Excerpted passage:
== == ==

Relationships,
friendships, status, logistics, labels, feelings, emotions......all of it seems
impossible to figure out. At least to me. But I'm sure I'm not alone, because
all of these things become a confusing mess when we apply them to people,
especially groups of people. And then life becomes quite a maze through which
you have to navigate carefully so as not to step on people's toes or imply
something or outright offend anyone. It's way too complicated. Yet, we all find
ourselves at some point navigating this maze, so what do we do? Well, I have no
idea. I'm just as confused as anyone. So I really can't offer much advice when
it comes to dealing with people. Those of you who thought you might get
something useful from this, y'all can just stop reading right here. Because
when it comes to relationships and friendships and establishing different types
of connections with people, I have no idea what I'm doing. But if you're just
looking for some random thoughts or want to watch me try to figure this out,
stick around.
Like any good
discussion, we must start this conversation with definitions. The world has
twisted what our ideas of friendship and relationships should look like and the
definitions don't really help. Marriam Webster defines friend as "One
attached to another by affection or esteem" or "One that is not
hostile" and Oxford dictionary defines it as "A person with whom one
has a mutual bond of affection" or "One who is not an enemy".
Friends are people you
are friendly with, which doesn't really narrow things down since it is
basically everyone. But there are different levels of friendship, you have
close friends, best friends, friends you don't really like, friends you try to
avoid. So friend is a pretty broad term......unless you add the word
"boy" or "girl" in front of it. And then it becomes a
really delicate topic that people have to tiptoe around. Because at that point
people start using the term "Relationship", and who knows what that's
supposed to mean. "Relationship" has an incredibly broad spectrum of
definitions, so for the purpose of the next few minutes, let's just assume
relationship refers to a situation where you are getting to know another person
based on mutual respect. That way, it can encompass relationships with parents,
friends, siblings, and strangers. And I know, that's not what many people think
of when they use that word, but that is a lot closer to what it originally
meant.
So I think the question
I'm trying to answer is: how do you create a deeper relationship with a guy
or a girl without annoying/offending other people, making anything awkward, or
ending a friendship?
This is a very broad
question that really applies to any situation with people, because we're always
faced with opportunities to deepen friendships. What I want to do is just give
some very broad advice, advice that has helped me as I find myself in this confusing
mess.

== == ==

Dataset section:
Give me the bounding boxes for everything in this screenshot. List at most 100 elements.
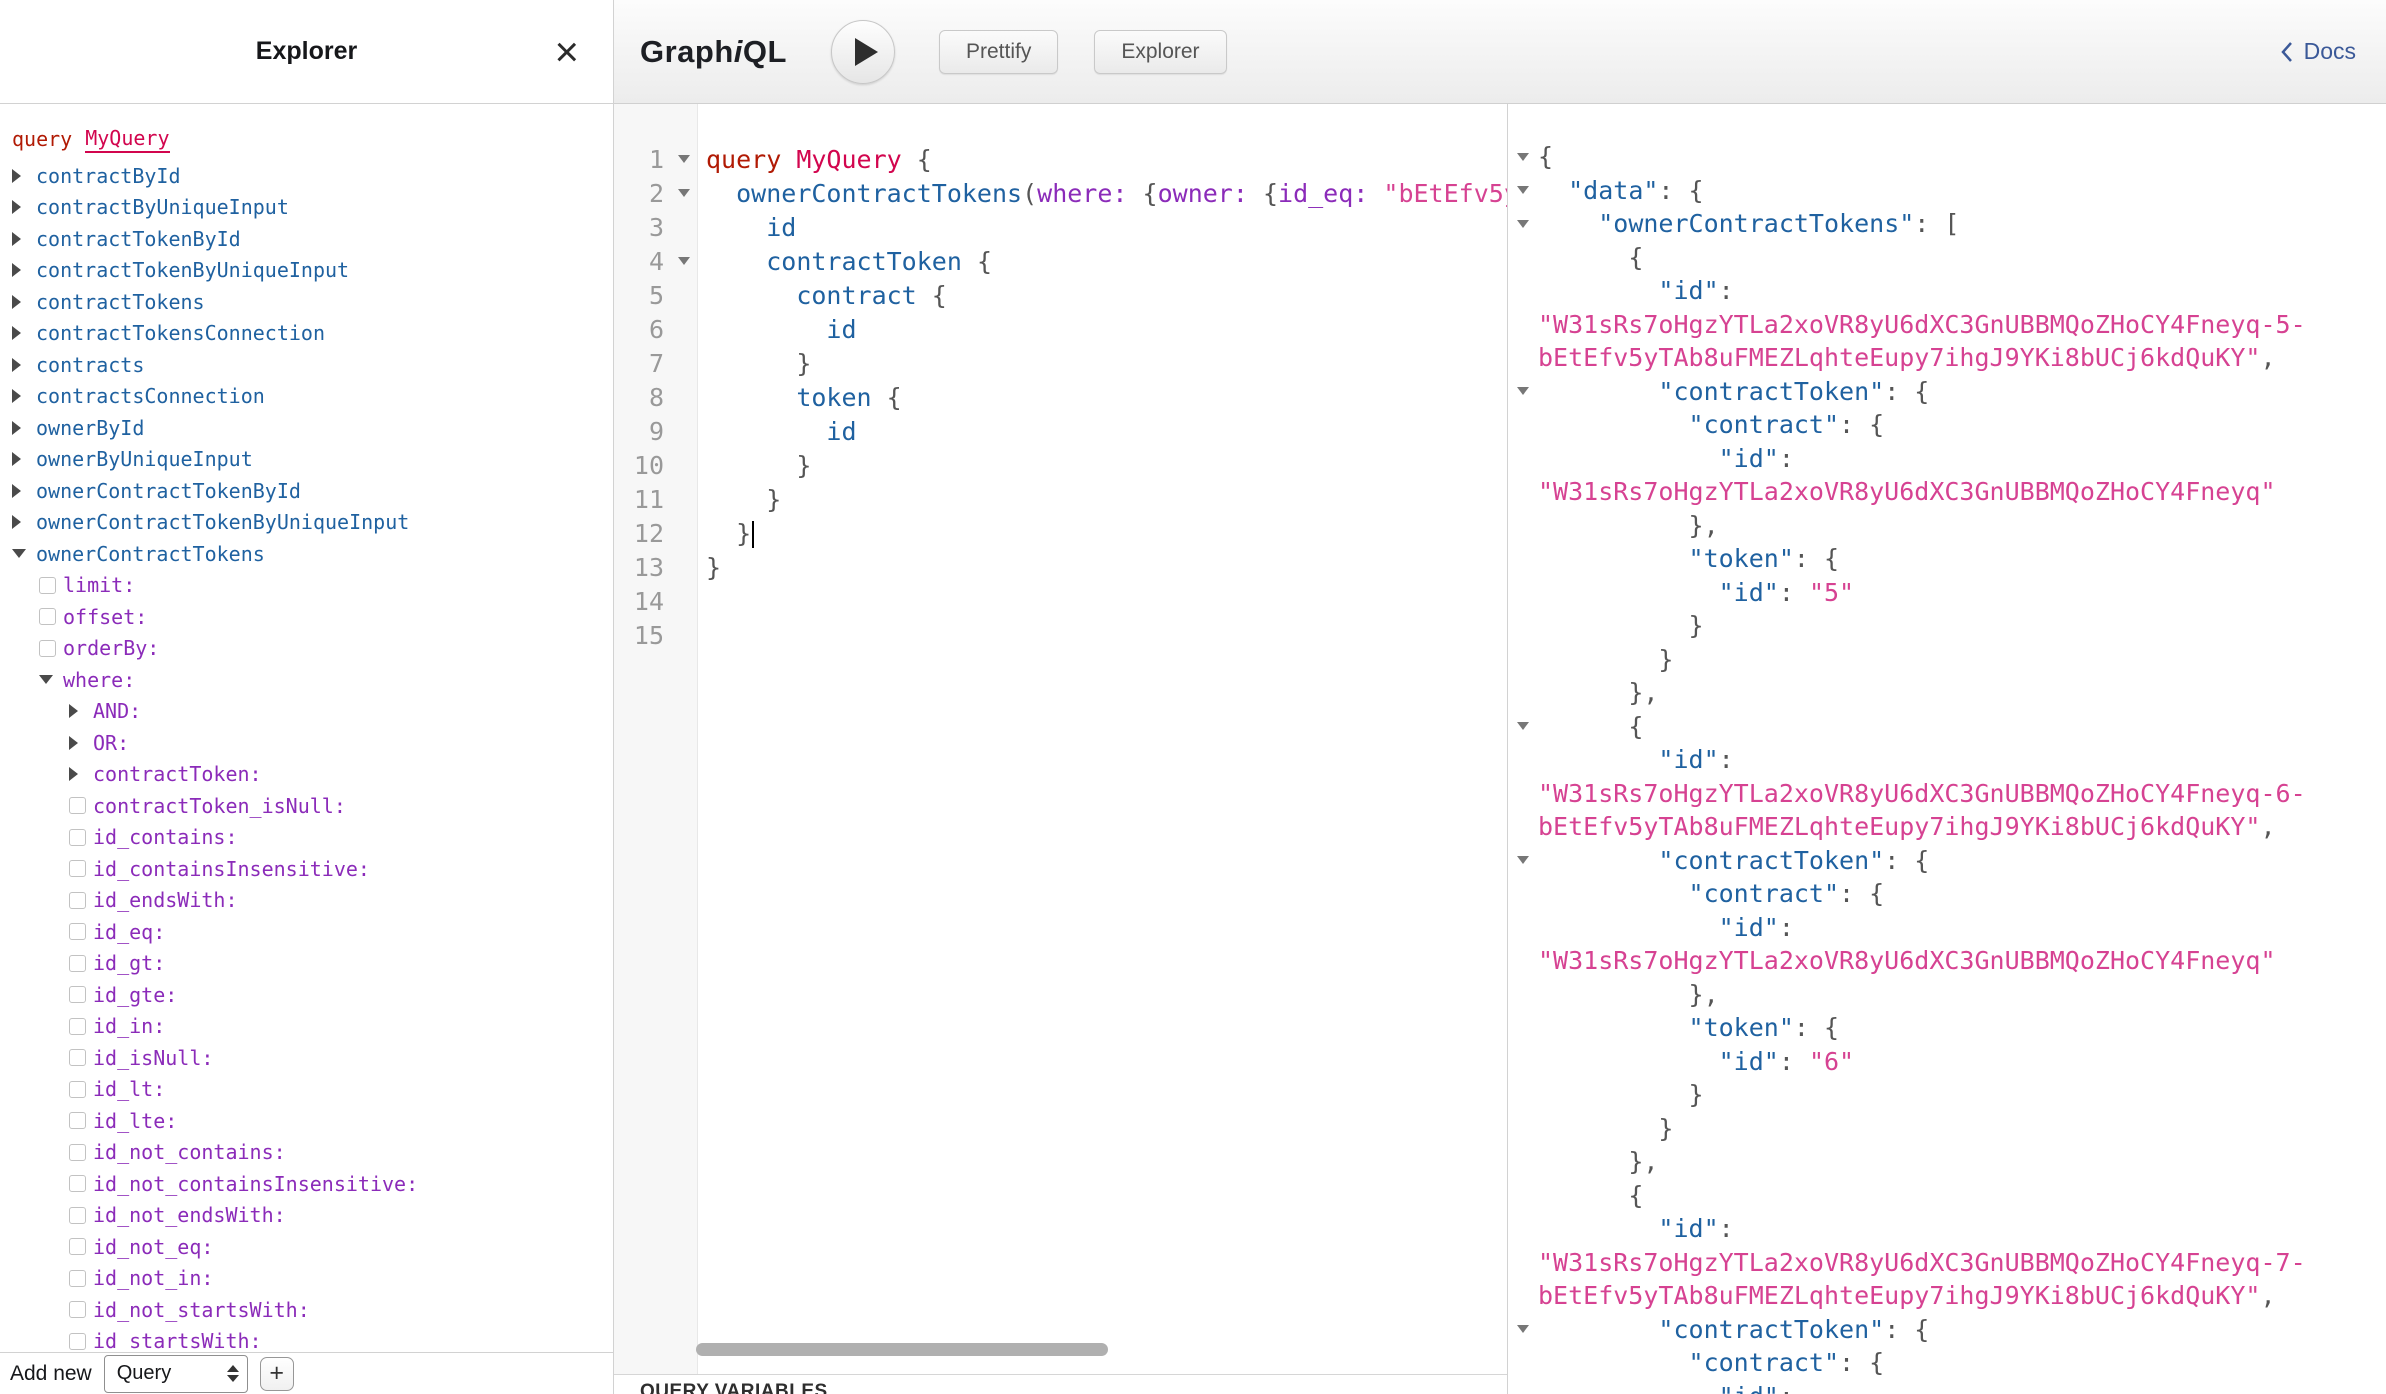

== == ==

Task details:
Quote word for word the part of the post on friendships and relationships above that opens with the words containing "So I think the" and closes with "ending a friendship?".

Solved exercise:
So I think the question
I'm trying to answer is: how do you create a deeper relationship with a guy
or a girl without annoying/offending other people, making anything awkward, or
ending a friendship?